Annotated region listings
--- START ---

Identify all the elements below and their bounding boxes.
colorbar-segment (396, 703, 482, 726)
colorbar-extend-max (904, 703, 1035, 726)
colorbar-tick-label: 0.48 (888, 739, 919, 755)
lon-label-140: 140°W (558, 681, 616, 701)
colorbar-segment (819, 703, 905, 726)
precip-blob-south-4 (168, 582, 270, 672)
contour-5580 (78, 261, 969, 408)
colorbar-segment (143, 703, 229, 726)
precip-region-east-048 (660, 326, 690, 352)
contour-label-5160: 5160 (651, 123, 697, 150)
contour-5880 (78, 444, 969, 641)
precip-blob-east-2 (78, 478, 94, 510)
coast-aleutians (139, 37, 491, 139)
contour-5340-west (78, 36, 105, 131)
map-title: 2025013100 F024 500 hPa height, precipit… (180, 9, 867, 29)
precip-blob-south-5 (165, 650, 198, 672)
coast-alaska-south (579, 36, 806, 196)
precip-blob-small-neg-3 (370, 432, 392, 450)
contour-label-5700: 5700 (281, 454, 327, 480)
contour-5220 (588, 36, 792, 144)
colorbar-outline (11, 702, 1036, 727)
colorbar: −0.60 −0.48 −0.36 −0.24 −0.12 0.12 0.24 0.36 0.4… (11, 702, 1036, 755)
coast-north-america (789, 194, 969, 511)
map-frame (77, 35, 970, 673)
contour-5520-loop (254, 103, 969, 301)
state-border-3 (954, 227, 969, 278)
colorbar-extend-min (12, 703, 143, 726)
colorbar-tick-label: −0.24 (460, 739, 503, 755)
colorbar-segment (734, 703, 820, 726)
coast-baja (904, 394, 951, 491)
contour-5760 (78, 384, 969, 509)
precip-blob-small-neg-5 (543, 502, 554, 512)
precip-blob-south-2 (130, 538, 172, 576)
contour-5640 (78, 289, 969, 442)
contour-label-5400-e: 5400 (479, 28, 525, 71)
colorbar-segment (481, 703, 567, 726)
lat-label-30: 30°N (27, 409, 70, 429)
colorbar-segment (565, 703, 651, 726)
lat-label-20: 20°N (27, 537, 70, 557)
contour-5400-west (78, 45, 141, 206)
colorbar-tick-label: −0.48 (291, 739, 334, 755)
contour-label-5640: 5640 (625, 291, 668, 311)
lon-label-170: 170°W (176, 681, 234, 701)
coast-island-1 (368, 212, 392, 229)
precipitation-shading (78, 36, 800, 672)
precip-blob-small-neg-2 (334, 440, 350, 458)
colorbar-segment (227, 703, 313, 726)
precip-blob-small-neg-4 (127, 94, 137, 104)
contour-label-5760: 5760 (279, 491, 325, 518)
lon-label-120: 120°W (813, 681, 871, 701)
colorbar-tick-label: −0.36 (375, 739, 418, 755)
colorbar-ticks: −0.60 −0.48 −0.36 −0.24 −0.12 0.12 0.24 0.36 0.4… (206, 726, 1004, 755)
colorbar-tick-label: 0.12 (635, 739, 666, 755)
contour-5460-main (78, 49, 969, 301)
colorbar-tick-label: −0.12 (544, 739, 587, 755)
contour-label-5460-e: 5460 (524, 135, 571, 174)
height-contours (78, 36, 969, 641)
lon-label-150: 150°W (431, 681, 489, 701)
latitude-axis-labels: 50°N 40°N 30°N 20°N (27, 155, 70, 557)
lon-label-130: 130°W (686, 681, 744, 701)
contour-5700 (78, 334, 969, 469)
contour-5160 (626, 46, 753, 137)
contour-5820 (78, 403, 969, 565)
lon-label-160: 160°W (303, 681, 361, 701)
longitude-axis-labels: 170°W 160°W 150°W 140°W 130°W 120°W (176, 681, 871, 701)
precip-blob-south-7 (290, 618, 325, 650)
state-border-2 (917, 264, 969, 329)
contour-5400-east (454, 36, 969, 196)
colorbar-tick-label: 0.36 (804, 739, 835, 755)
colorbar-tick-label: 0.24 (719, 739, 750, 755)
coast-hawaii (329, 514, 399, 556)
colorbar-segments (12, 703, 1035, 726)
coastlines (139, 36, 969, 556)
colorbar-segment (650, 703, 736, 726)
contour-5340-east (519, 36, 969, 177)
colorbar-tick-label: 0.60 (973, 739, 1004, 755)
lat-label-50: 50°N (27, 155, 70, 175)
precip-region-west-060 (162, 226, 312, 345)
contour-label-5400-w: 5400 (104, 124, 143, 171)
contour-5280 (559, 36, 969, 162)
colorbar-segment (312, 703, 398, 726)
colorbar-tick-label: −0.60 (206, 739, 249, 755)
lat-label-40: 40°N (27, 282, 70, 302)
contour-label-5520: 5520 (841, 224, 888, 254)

--- END ---

• PROBLEM STATEMENT
Extract each line above that contains the string "west", matching case exactly.

• EXERCISE OUTPUT
contour-5340-west (78, 36, 105, 131)
contour-5400-west (78, 45, 141, 206)
precip-region-west-060 (162, 226, 312, 345)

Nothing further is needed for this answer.